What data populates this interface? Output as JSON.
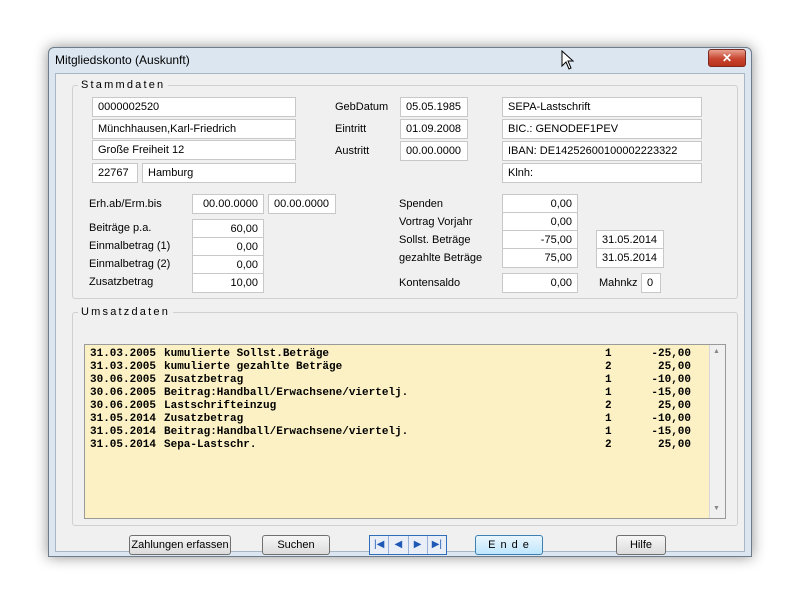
{
  "window": {
    "title": "Mitgliedskonto  (Auskunft)",
    "close": "✕"
  },
  "stamm": {
    "legend": "Stammdaten",
    "mitglied_nr": "0000002520",
    "name": "Münchhausen,Karl-Friedrich",
    "strasse": "Große Freiheit 12",
    "plz": "22767",
    "ort": "Hamburg",
    "gebdatum_label": "GebDatum",
    "gebdatum": "05.05.1985",
    "eintritt_label": "Eintritt",
    "eintritt": "01.09.2008",
    "austritt_label": "Austritt",
    "austritt": "00.00.0000",
    "zahlungsart": "SEPA-Lastschrift",
    "bic": "BIC.: GENODEF1PEV",
    "iban": "IBAN: DE14252600100002223322",
    "kinh": "Klnh:",
    "erh_label": "Erh.ab/Erm.bis",
    "erh_ab": "00.00.0000",
    "erm_bis": "00.00.0000",
    "beitraege_label": "Beiträge p.a.",
    "beitraege": "60,00",
    "einmal1_label": "Einmalbetrag (1)",
    "einmal1": "0,00",
    "einmal2_label": "Einmalbetrag (2)",
    "einmal2": "0,00",
    "zusatz_label": "Zusatzbetrag",
    "zusatz": "10,00",
    "spenden_label": "Spenden",
    "spenden": "0,00",
    "vortrag_label": "Vortrag Vorjahr",
    "vortrag": "0,00",
    "sollst_label": "Sollst. Beträge",
    "sollst": "-75,00",
    "sollst_date": "31.05.2014",
    "gezahlt_label": "gezahlte Beträge",
    "gezahlt": "75,00",
    "gezahlt_date": "31.05.2014",
    "saldo_label": "Kontensaldo",
    "saldo": "0,00",
    "mahnkz_label": "Mahnkz",
    "mahnkz": "0"
  },
  "umsatz": {
    "legend": "Umsatzdaten",
    "rows": [
      {
        "date": "31.03.2005",
        "text": "kumulierte Sollst.Beträge",
        "code": "1",
        "amount": "-25,00"
      },
      {
        "date": "31.03.2005",
        "text": "kumulierte gezahlte Beträge",
        "code": "2",
        "amount": "25,00"
      },
      {
        "date": "30.06.2005",
        "text": "Zusatzbetrag",
        "code": "1",
        "amount": "-10,00"
      },
      {
        "date": "30.06.2005",
        "text": "Beitrag:Handball/Erwachsene/viertelj.",
        "code": "1",
        "amount": "-15,00"
      },
      {
        "date": "30.06.2005",
        "text": "Lastschrifteinzug",
        "code": "2",
        "amount": "25,00"
      },
      {
        "date": "31.05.2014",
        "text": "Zusatzbetrag",
        "code": "1",
        "amount": "-10,00"
      },
      {
        "date": "31.05.2014",
        "text": "Beitrag:Handball/Erwachsene/viertelj.",
        "code": "1",
        "amount": "-15,00"
      },
      {
        "date": "31.05.2014",
        "text": "Sepa-Lastschr.",
        "code": "2",
        "amount": "25,00"
      }
    ]
  },
  "buttons": {
    "zahlungen": "Zahlungen erfassen",
    "suchen": "Suchen",
    "ende": "E n d e",
    "hilfe": "Hilfe",
    "nav_first": "|◀",
    "nav_prev": "◀",
    "nav_next": "▶",
    "nav_last": "▶|"
  },
  "scroll": {
    "up": "▲",
    "down": "▼"
  },
  "colors": {
    "list_bg": "#fbf1c4",
    "window_bg": "#dbe6f1",
    "close_red": "#c8452f"
  }
}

▶ **Request**
Reproduce every entry exactly, but omit each picture.

▶ **Expected output**
What data populates this interface? Output as JSON.
{
  "window": {
    "title": "Mitgliedskonto  (Auskunft)",
    "close": "✕"
  },
  "stamm": {
    "legend": "Stammdaten",
    "mitglied_nr": "0000002520",
    "name": "Münchhausen,Karl-Friedrich",
    "strasse": "Große Freiheit 12",
    "plz": "22767",
    "ort": "Hamburg",
    "gebdatum_label": "GebDatum",
    "gebdatum": "05.05.1985",
    "eintritt_label": "Eintritt",
    "eintritt": "01.09.2008",
    "austritt_label": "Austritt",
    "austritt": "00.00.0000",
    "zahlungsart": "SEPA-Lastschrift",
    "bic": "BIC.: GENODEF1PEV",
    "iban": "IBAN: DE14252600100002223322",
    "kinh": "Klnh:",
    "erh_label": "Erh.ab/Erm.bis",
    "erh_ab": "00.00.0000",
    "erm_bis": "00.00.0000",
    "beitraege_label": "Beiträge p.a.",
    "beitraege": "60,00",
    "einmal1_label": "Einmalbetrag (1)",
    "einmal1": "0,00",
    "einmal2_label": "Einmalbetrag (2)",
    "einmal2": "0,00",
    "zusatz_label": "Zusatzbetrag",
    "zusatz": "10,00",
    "spenden_label": "Spenden",
    "spenden": "0,00",
    "vortrag_label": "Vortrag Vorjahr",
    "vortrag": "0,00",
    "sollst_label": "Sollst. Beträge",
    "sollst": "-75,00",
    "sollst_date": "31.05.2014",
    "gezahlt_label": "gezahlte Beträge",
    "gezahlt": "75,00",
    "gezahlt_date": "31.05.2014",
    "saldo_label": "Kontensaldo",
    "saldo": "0,00",
    "mahnkz_label": "Mahnkz",
    "mahnkz": "0"
  },
  "umsatz": {
    "legend": "Umsatzdaten",
    "rows": [
      {
        "date": "31.03.2005",
        "text": "kumulierte Sollst.Beträge",
        "code": "1",
        "amount": "-25,00"
      },
      {
        "date": "31.03.2005",
        "text": "kumulierte gezahlte Beträge",
        "code": "2",
        "amount": "25,00"
      },
      {
        "date": "30.06.2005",
        "text": "Zusatzbetrag",
        "code": "1",
        "amount": "-10,00"
      },
      {
        "date": "30.06.2005",
        "text": "Beitrag:Handball/Erwachsene/viertelj.",
        "code": "1",
        "amount": "-15,00"
      },
      {
        "date": "30.06.2005",
        "text": "Lastschrifteinzug",
        "code": "2",
        "amount": "25,00"
      },
      {
        "date": "31.05.2014",
        "text": "Zusatzbetrag",
        "code": "1",
        "amount": "-10,00"
      },
      {
        "date": "31.05.2014",
        "text": "Beitrag:Handball/Erwachsene/viertelj.",
        "code": "1",
        "amount": "-15,00"
      },
      {
        "date": "31.05.2014",
        "text": "Sepa-Lastschr.",
        "code": "2",
        "amount": "25,00"
      }
    ]
  },
  "buttons": {
    "zahlungen": "Zahlungen erfassen",
    "suchen": "Suchen",
    "ende": "E n d e",
    "hilfe": "Hilfe",
    "nav_first": "|◀",
    "nav_prev": "◀",
    "nav_next": "▶",
    "nav_last": "▶|"
  },
  "scroll": {
    "up": "▲",
    "down": "▼"
  },
  "colors": {
    "list_bg": "#fbf1c4",
    "window_bg": "#dbe6f1",
    "close_red": "#c8452f"
  }
}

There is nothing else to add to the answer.